--- Material provided ---

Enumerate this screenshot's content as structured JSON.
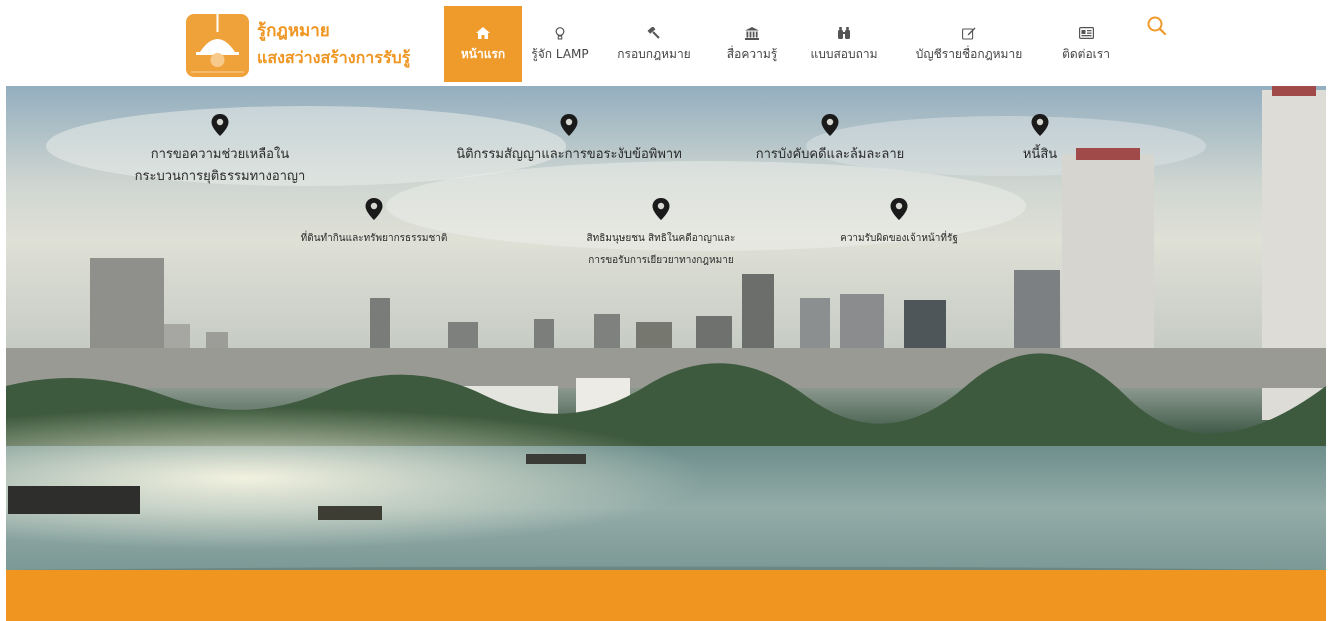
{
  "logo": {
    "line1": "รู้กฎหมาย",
    "line2": "แสงสว่างสร้างการรับรู้"
  },
  "nav": [
    {
      "label": "หน้าแรก",
      "icon": "home-icon",
      "active": true
    },
    {
      "label": "รู้จัก LAMP",
      "icon": "bulb-icon",
      "active": false
    },
    {
      "label": "กรอบกฎหมาย",
      "icon": "gavel-icon",
      "active": false
    },
    {
      "label": "สื่อความรู้",
      "icon": "institution-icon",
      "active": false
    },
    {
      "label": "แบบสอบถาม",
      "icon": "binoculars-icon",
      "active": false
    },
    {
      "label": "บัญชีรายชื่อกฎหมาย",
      "icon": "edit-icon",
      "active": false
    },
    {
      "label": "ติดต่อเรา",
      "icon": "contact-card-icon",
      "active": false
    }
  ],
  "hero": {
    "topics": [
      {
        "line1": "การขอความช่วยเหลือใน",
        "line2": "กระบวนการยุติธรรมทางอาญา"
      },
      {
        "line1": "นิติกรรมสัญญาและการขอระงับข้อพิพาท",
        "line2": ""
      },
      {
        "line1": "การบังคับคดีและล้มละลาย",
        "line2": ""
      },
      {
        "line1": "หนี้สิน",
        "line2": ""
      },
      {
        "line1": "ที่ดินทำกินและทรัพยากรธรรมชาติ",
        "line2": ""
      },
      {
        "line1": "สิทธิมนุษยชน สิทธิในคดีอาญาและ",
        "line2": "การขอรับการเยียวยาทางกฎหมาย"
      },
      {
        "line1": "ความรับผิดของเจ้าหน้าที่รัฐ",
        "line2": ""
      }
    ]
  },
  "colors": {
    "accent": "#ef9520",
    "logo_bg": "#f0a23a",
    "nav_text": "#444444"
  }
}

---

- _Exercise directions_
Reproduce each line exactly, please, except for any pictures.

- _Task response_
Enumerate this screenshot's content as structured JSON.
{
  "logo": {
    "line1": "รู้กฎหมาย",
    "line2": "แสงสว่างสร้างการรับรู้"
  },
  "nav": [
    {
      "label": "หน้าแรก",
      "icon": "home-icon",
      "active": true
    },
    {
      "label": "รู้จัก LAMP",
      "icon": "bulb-icon",
      "active": false
    },
    {
      "label": "กรอบกฎหมาย",
      "icon": "gavel-icon",
      "active": false
    },
    {
      "label": "สื่อความรู้",
      "icon": "institution-icon",
      "active": false
    },
    {
      "label": "แบบสอบถาม",
      "icon": "binoculars-icon",
      "active": false
    },
    {
      "label": "บัญชีรายชื่อกฎหมาย",
      "icon": "edit-icon",
      "active": false
    },
    {
      "label": "ติดต่อเรา",
      "icon": "contact-card-icon",
      "active": false
    }
  ],
  "hero": {
    "topics": [
      {
        "line1": "การขอความช่วยเหลือใน",
        "line2": "กระบวนการยุติธรรมทางอาญา"
      },
      {
        "line1": "นิติกรรมสัญญาและการขอระงับข้อพิพาท",
        "line2": ""
      },
      {
        "line1": "การบังคับคดีและล้มละลาย",
        "line2": ""
      },
      {
        "line1": "หนี้สิน",
        "line2": ""
      },
      {
        "line1": "ที่ดินทำกินและทรัพยากรธรรมชาติ",
        "line2": ""
      },
      {
        "line1": "สิทธิมนุษยชน สิทธิในคดีอาญาและ",
        "line2": "การขอรับการเยียวยาทางกฎหมาย"
      },
      {
        "line1": "ความรับผิดของเจ้าหน้าที่รัฐ",
        "line2": ""
      }
    ]
  },
  "colors": {
    "accent": "#ef9520",
    "logo_bg": "#f0a23a",
    "nav_text": "#444444"
  }
}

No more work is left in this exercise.